Required work
Without including any images, repeat the data exactly.

Provided entries
— start —

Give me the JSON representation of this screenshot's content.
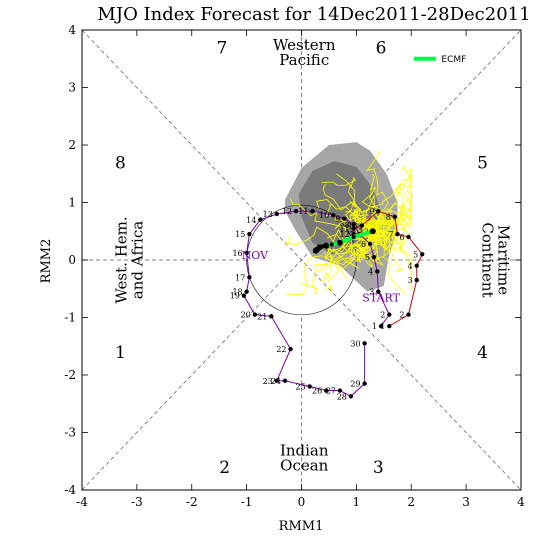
{
  "chart_data": {
    "type": "scatter",
    "title": "MJO Index Forecast for 14Dec2011-28Dec2011",
    "xlabel": "RMM1",
    "ylabel": "RMM2",
    "xlim": [
      -4,
      4
    ],
    "ylim": [
      -4,
      4
    ],
    "xticks": [
      "-4",
      "-3",
      "-2",
      "-1",
      "0",
      "1",
      "2",
      "3",
      "4"
    ],
    "yticks": [
      "-4",
      "-3",
      "-2",
      "-1",
      "0",
      "1",
      "2",
      "3",
      "4"
    ],
    "phase_labels": [
      "1",
      "2",
      "3",
      "4",
      "5",
      "6",
      "7",
      "8"
    ],
    "region_labels": {
      "top": [
        "Western",
        "Pacific"
      ],
      "bottom": [
        "Indian",
        "Ocean"
      ],
      "left": [
        "West. Hem.",
        "and Africa"
      ],
      "right": [
        "Maritime",
        "Continent"
      ]
    },
    "annotations": [
      "START",
      "NOV"
    ],
    "legend": {
      "entries": [
        {
          "name": "ECMF",
          "color": "#00ff44"
        }
      ],
      "placement": "top-right"
    },
    "colors": {
      "nov_track": "#7a00b0",
      "dec_track": "#cc0000",
      "ensemble": "#ffff00",
      "mean": "#00ff44",
      "shade_outer": "#a6a6a6",
      "shade_inner": "#7a7a7a"
    },
    "observed_nov": [
      {
        "label": "1",
        "x": 1.45,
        "y": -1.15
      },
      {
        "label": "2",
        "x": 1.6,
        "y": -0.95
      },
      {
        "label": "3",
        "x": 1.4,
        "y": -0.55
      },
      {
        "label": "4",
        "x": 1.38,
        "y": -0.2
      },
      {
        "label": "5",
        "x": 1.32,
        "y": 0.05
      },
      {
        "label": "6",
        "x": 1.25,
        "y": 0.28
      },
      {
        "label": "7",
        "x": 1.05,
        "y": 0.45
      },
      {
        "label": "8",
        "x": 0.95,
        "y": 0.62
      },
      {
        "label": "9",
        "x": 0.78,
        "y": 0.72
      },
      {
        "label": "10",
        "x": 0.58,
        "y": 0.78
      },
      {
        "label": "11",
        "x": 0.2,
        "y": 0.85
      },
      {
        "label": "12",
        "x": -0.1,
        "y": 0.85
      },
      {
        "label": "13",
        "x": -0.45,
        "y": 0.8
      },
      {
        "label": "14",
        "x": -0.75,
        "y": 0.7
      },
      {
        "label": "15",
        "x": -0.95,
        "y": 0.45
      },
      {
        "label": "16",
        "x": -1.0,
        "y": 0.12
      },
      {
        "label": "17",
        "x": -0.95,
        "y": -0.3
      },
      {
        "label": "18",
        "x": -1.0,
        "y": -0.55
      },
      {
        "label": "19",
        "x": -1.05,
        "y": -0.62
      },
      {
        "label": "20",
        "x": -0.85,
        "y": -0.95
      },
      {
        "label": "21",
        "x": -0.55,
        "y": -0.98
      },
      {
        "label": "22",
        "x": -0.2,
        "y": -1.55
      },
      {
        "label": "23",
        "x": -0.45,
        "y": -2.1
      },
      {
        "label": "24",
        "x": -0.3,
        "y": -2.1
      },
      {
        "label": "25",
        "x": 0.15,
        "y": -2.2
      },
      {
        "label": "26",
        "x": 0.45,
        "y": -2.27
      },
      {
        "label": "27",
        "x": 0.7,
        "y": -2.27
      },
      {
        "label": "28",
        "x": 0.9,
        "y": -2.37
      },
      {
        "label": "29",
        "x": 1.15,
        "y": -2.15
      },
      {
        "label": "30",
        "x": 1.15,
        "y": -1.45
      }
    ],
    "observed_dec": [
      {
        "label": "1",
        "x": 1.6,
        "y": -1.15
      },
      {
        "label": "2",
        "x": 1.95,
        "y": -0.95
      },
      {
        "label": "3",
        "x": 2.1,
        "y": -0.35
      },
      {
        "label": "4",
        "x": 2.1,
        "y": -0.1
      },
      {
        "label": "5",
        "x": 2.2,
        "y": 0.1
      },
      {
        "label": "6",
        "x": 1.95,
        "y": 0.4
      },
      {
        "label": "7",
        "x": 1.75,
        "y": 0.45
      },
      {
        "label": "8",
        "x": 1.7,
        "y": 0.75
      },
      {
        "label": "9",
        "x": 1.4,
        "y": 0.85
      },
      {
        "label": "10",
        "x": 1.1,
        "y": 0.6
      },
      {
        "label": "11",
        "x": 0.95,
        "y": 0.55
      },
      {
        "label": "12",
        "x": 0.95,
        "y": 0.45
      },
      {
        "label": "13",
        "x": 1.3,
        "y": 0.5
      }
    ],
    "ensemble_mean": [
      {
        "x": 1.3,
        "y": 0.5
      },
      {
        "x": 0.95,
        "y": 0.4
      },
      {
        "x": 0.7,
        "y": 0.3
      },
      {
        "x": 0.55,
        "y": 0.27
      },
      {
        "x": 0.45,
        "y": 0.25
      },
      {
        "x": 0.38,
        "y": 0.24
      },
      {
        "x": 0.33,
        "y": 0.22
      },
      {
        "x": 0.3,
        "y": 0.2
      },
      {
        "x": 0.28,
        "y": 0.18
      },
      {
        "x": 0.27,
        "y": 0.17
      },
      {
        "x": 0.26,
        "y": 0.16
      }
    ]
  }
}
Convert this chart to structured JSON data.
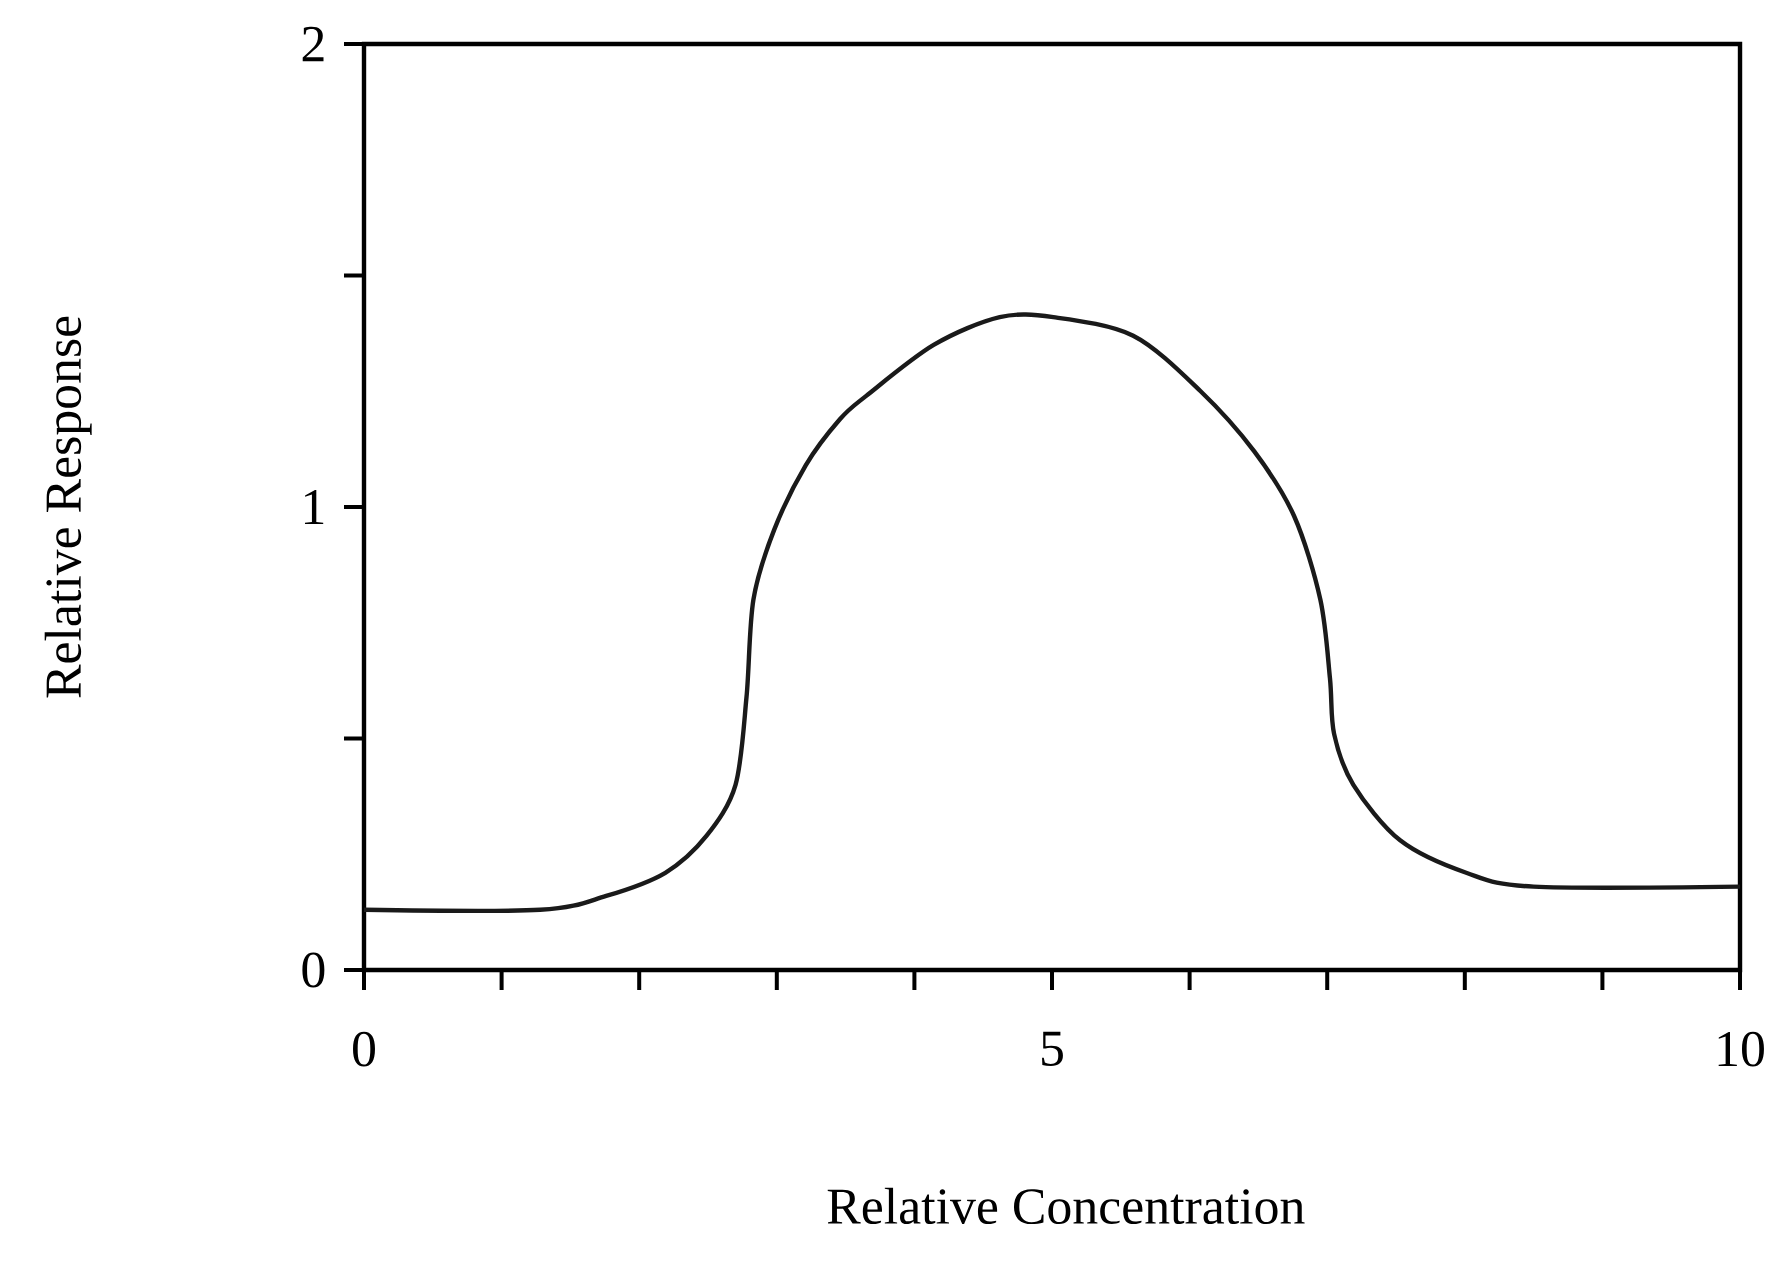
{
  "chart_data": {
    "type": "line",
    "xlabel": "Relative Concentration",
    "ylabel": "Relative Response",
    "x": [
      0,
      1.28,
      1.76,
      2.19,
      2.49,
      2.7,
      2.78,
      2.83,
      2.98,
      3.21,
      3.46,
      3.65,
      4.14,
      4.62,
      5.01,
      5.59,
      6.08,
      6.47,
      6.76,
      6.95,
      7.02,
      7.05,
      7.19,
      7.53,
      8.01,
      8.5,
      10
    ],
    "series": [
      {
        "color": "#1a1a1a",
        "values": [
          0.13,
          0.13,
          0.16,
          0.21,
          0.29,
          0.4,
          0.59,
          0.8,
          0.95,
          1.09,
          1.19,
          1.24,
          1.35,
          1.41,
          1.41,
          1.37,
          1.25,
          1.12,
          0.98,
          0.8,
          0.63,
          0.51,
          0.4,
          0.28,
          0.21,
          0.18,
          0.18
        ]
      }
    ],
    "xlim": [
      0,
      10
    ],
    "ylim": [
      0,
      2
    ],
    "xticks": [
      0,
      {
        "value": 1,
        "label": null
      },
      {
        "value": 2,
        "label": null
      },
      {
        "value": 3,
        "label": null
      },
      {
        "value": 4,
        "label": null
      },
      5,
      {
        "value": 6,
        "label": null
      },
      {
        "value": 7,
        "label": null
      },
      {
        "value": 8,
        "label": null
      },
      {
        "value": 9,
        "label": null
      },
      10
    ],
    "yticks": [
      0,
      {
        "value": 0.5,
        "label": null
      },
      1,
      {
        "value": 1.5,
        "label": null
      },
      2
    ],
    "line_style": "solid"
  }
}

— end —

Output for this exercise
Give me the JSON representation of this screenshot's content.
{
  "chart_data": {
    "type": "scatter",
    "title": "MJO Index Forecast for 14Dec2011-28Dec2011",
    "xlabel": "RMM1",
    "ylabel": "RMM2",
    "xlim": [
      -4,
      4
    ],
    "ylim": [
      -4,
      4
    ],
    "xticks": [
      "-4",
      "-3",
      "-2",
      "-1",
      "0",
      "1",
      "2",
      "3",
      "4"
    ],
    "yticks": [
      "-4",
      "-3",
      "-2",
      "-1",
      "0",
      "1",
      "2",
      "3",
      "4"
    ],
    "phase_labels": [
      "1",
      "2",
      "3",
      "4",
      "5",
      "6",
      "7",
      "8"
    ],
    "region_labels": {
      "top": [
        "Western",
        "Pacific"
      ],
      "bottom": [
        "Indian",
        "Ocean"
      ],
      "left": [
        "West. Hem.",
        "and Africa"
      ],
      "right": [
        "Maritime",
        "Continent"
      ]
    },
    "annotations": [
      "START",
      "NOV"
    ],
    "legend": {
      "entries": [
        {
          "name": "ECMF",
          "color": "#00ff44"
        }
      ],
      "placement": "top-right"
    },
    "colors": {
      "nov_track": "#7a00b0",
      "dec_track": "#cc0000",
      "ensemble": "#ffff00",
      "mean": "#00ff44",
      "shade_outer": "#a6a6a6",
      "shade_inner": "#7a7a7a"
    },
    "observed_nov": [
      {
        "label": "1",
        "x": 1.45,
        "y": -1.15
      },
      {
        "label": "2",
        "x": 1.6,
        "y": -0.95
      },
      {
        "label": "3",
        "x": 1.4,
        "y": -0.55
      },
      {
        "label": "4",
        "x": 1.38,
        "y": -0.2
      },
      {
        "label": "5",
        "x": 1.32,
        "y": 0.05
      },
      {
        "label": "6",
        "x": 1.25,
        "y": 0.28
      },
      {
        "label": "7",
        "x": 1.05,
        "y": 0.45
      },
      {
        "label": "8",
        "x": 0.95,
        "y": 0.62
      },
      {
        "label": "9",
        "x": 0.78,
        "y": 0.72
      },
      {
        "label": "10",
        "x": 0.58,
        "y": 0.78
      },
      {
        "label": "11",
        "x": 0.2,
        "y": 0.85
      },
      {
        "label": "12",
        "x": -0.1,
        "y": 0.85
      },
      {
        "label": "13",
        "x": -0.45,
        "y": 0.8
      },
      {
        "label": "14",
        "x": -0.75,
        "y": 0.7
      },
      {
        "label": "15",
        "x": -0.95,
        "y": 0.45
      },
      {
        "label": "16",
        "x": -1.0,
        "y": 0.12
      },
      {
        "label": "17",
        "x": -0.95,
        "y": -0.3
      },
      {
        "label": "18",
        "x": -1.0,
        "y": -0.55
      },
      {
        "label": "19",
        "x": -1.05,
        "y": -0.62
      },
      {
        "label": "20",
        "x": -0.85,
        "y": -0.95
      },
      {
        "label": "21",
        "x": -0.55,
        "y": -0.98
      },
      {
        "label": "22",
        "x": -0.2,
        "y": -1.55
      },
      {
        "label": "23",
        "x": -0.45,
        "y": -2.1
      },
      {
        "label": "24",
        "x": -0.3,
        "y": -2.1
      },
      {
        "label": "25",
        "x": 0.15,
        "y": -2.2
      },
      {
        "label": "26",
        "x": 0.45,
        "y": -2.27
      },
      {
        "label": "27",
        "x": 0.7,
        "y": -2.27
      },
      {
        "label": "28",
        "x": 0.9,
        "y": -2.37
      },
      {
        "label": "29",
        "x": 1.15,
        "y": -2.15
      },
      {
        "label": "30",
        "x": 1.15,
        "y": -1.45
      }
    ],
    "observed_dec": [
      {
        "label": "1",
        "x": 1.6,
        "y": -1.15
      },
      {
        "label": "2",
        "x": 1.95,
        "y": -0.95
      },
      {
        "label": "3",
        "x": 2.1,
        "y": -0.35
      },
      {
        "label": "4",
        "x": 2.1,
        "y": -0.1
      },
      {
        "label": "5",
        "x": 2.2,
        "y": 0.1
      },
      {
        "label": "6",
        "x": 1.95,
        "y": 0.4
      },
      {
        "label": "7",
        "x": 1.75,
        "y": 0.45
      },
      {
        "label": "8",
        "x": 1.7,
        "y": 0.75
      },
      {
        "label": "9",
        "x": 1.4,
        "y": 0.85
      },
      {
        "label": "10",
        "x": 1.1,
        "y": 0.6
      },
      {
        "label": "11",
        "x": 0.95,
        "y": 0.55
      },
      {
        "label": "12",
        "x": 0.95,
        "y": 0.45
      },
      {
        "label": "13",
        "x": 1.3,
        "y": 0.5
      }
    ],
    "ensemble_mean": [
      {
        "x": 1.3,
        "y": 0.5
      },
      {
        "x": 0.95,
        "y": 0.4
      },
      {
        "x": 0.7,
        "y": 0.3
      },
      {
        "x": 0.55,
        "y": 0.27
      },
      {
        "x": 0.45,
        "y": 0.25
      },
      {
        "x": 0.38,
        "y": 0.24
      },
      {
        "x": 0.33,
        "y": 0.22
      },
      {
        "x": 0.3,
        "y": 0.2
      },
      {
        "x": 0.28,
        "y": 0.18
      },
      {
        "x": 0.27,
        "y": 0.17
      },
      {
        "x": 0.26,
        "y": 0.16
      }
    ]
  }
}
Convert this chart to structured JSON data.
{
  "chart_data": {
    "type": "line",
    "xlabel": "Relative Concentration",
    "ylabel": "Relative Response",
    "x": [
      0,
      1.28,
      1.76,
      2.19,
      2.49,
      2.7,
      2.78,
      2.83,
      2.98,
      3.21,
      3.46,
      3.65,
      4.14,
      4.62,
      5.01,
      5.59,
      6.08,
      6.47,
      6.76,
      6.95,
      7.02,
      7.05,
      7.19,
      7.53,
      8.01,
      8.5,
      10
    ],
    "series": [
      {
        "color": "#1a1a1a",
        "values": [
          0.13,
          0.13,
          0.16,
          0.21,
          0.29,
          0.4,
          0.59,
          0.8,
          0.95,
          1.09,
          1.19,
          1.24,
          1.35,
          1.41,
          1.41,
          1.37,
          1.25,
          1.12,
          0.98,
          0.8,
          0.63,
          0.51,
          0.4,
          0.28,
          0.21,
          0.18,
          0.18
        ]
      }
    ],
    "xlim": [
      0,
      10
    ],
    "ylim": [
      0,
      2
    ],
    "xticks": [
      0,
      {
        "value": 1,
        "label": null
      },
      {
        "value": 2,
        "label": null
      },
      {
        "value": 3,
        "label": null
      },
      {
        "value": 4,
        "label": null
      },
      5,
      {
        "value": 6,
        "label": null
      },
      {
        "value": 7,
        "label": null
      },
      {
        "value": 8,
        "label": null
      },
      {
        "value": 9,
        "label": null
      },
      10
    ],
    "yticks": [
      0,
      {
        "value": 0.5,
        "label": null
      },
      1,
      {
        "value": 1.5,
        "label": null
      },
      2
    ],
    "line_style": "solid"
  }
}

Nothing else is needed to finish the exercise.